## start

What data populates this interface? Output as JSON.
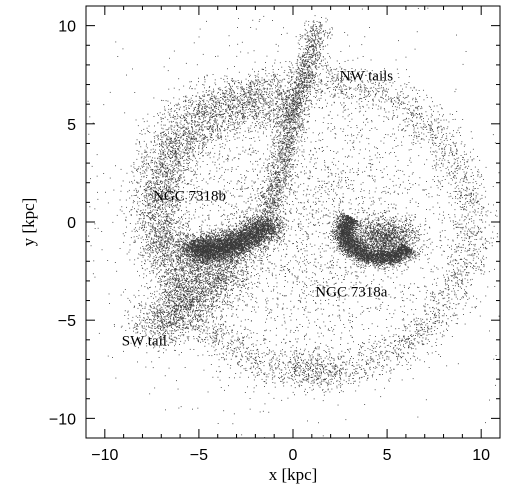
{
  "chart_data": {
    "type": "scatter",
    "title": "",
    "xlabel": "x [kpc]",
    "ylabel": "y [kpc]",
    "xlim": [
      -11,
      11
    ],
    "ylim": [
      -11,
      11
    ],
    "xticks": [
      -10,
      -5,
      0,
      5,
      10
    ],
    "yticks": [
      -10,
      -5,
      0,
      5,
      10
    ],
    "grid": false,
    "point_color": "#3a3a3a",
    "annotations": [
      {
        "text": "NW tails",
        "x": 3.9,
        "y": 7.2
      },
      {
        "text": "NGC 7318b",
        "x": -5.5,
        "y": 1.1
      },
      {
        "text": "NGC 7318a",
        "x": 3.1,
        "y": -3.8
      },
      {
        "text": "SW tail",
        "x": -7.9,
        "y": -6.3
      }
    ],
    "features": [
      {
        "name": "NGC 7318b",
        "center": [
          -2.4,
          -0.6
        ]
      },
      {
        "name": "NGC 7318a",
        "center": [
          4.3,
          -1.0
        ]
      },
      {
        "name": "NW tails",
        "center": [
          2.5,
          6.0
        ]
      },
      {
        "name": "SW tail",
        "center": [
          -6.5,
          -3.5
        ]
      }
    ]
  }
}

## end

**PROBLEM TO WORK ON**
Lines that hold the word "text" are the ones to return, every one of them.

**OUTPUT OF THE TASK**
        "text": "NW tails",
        "text": "NGC 7318b",
        "text": "NGC 7318a",
        "text": "SW tail",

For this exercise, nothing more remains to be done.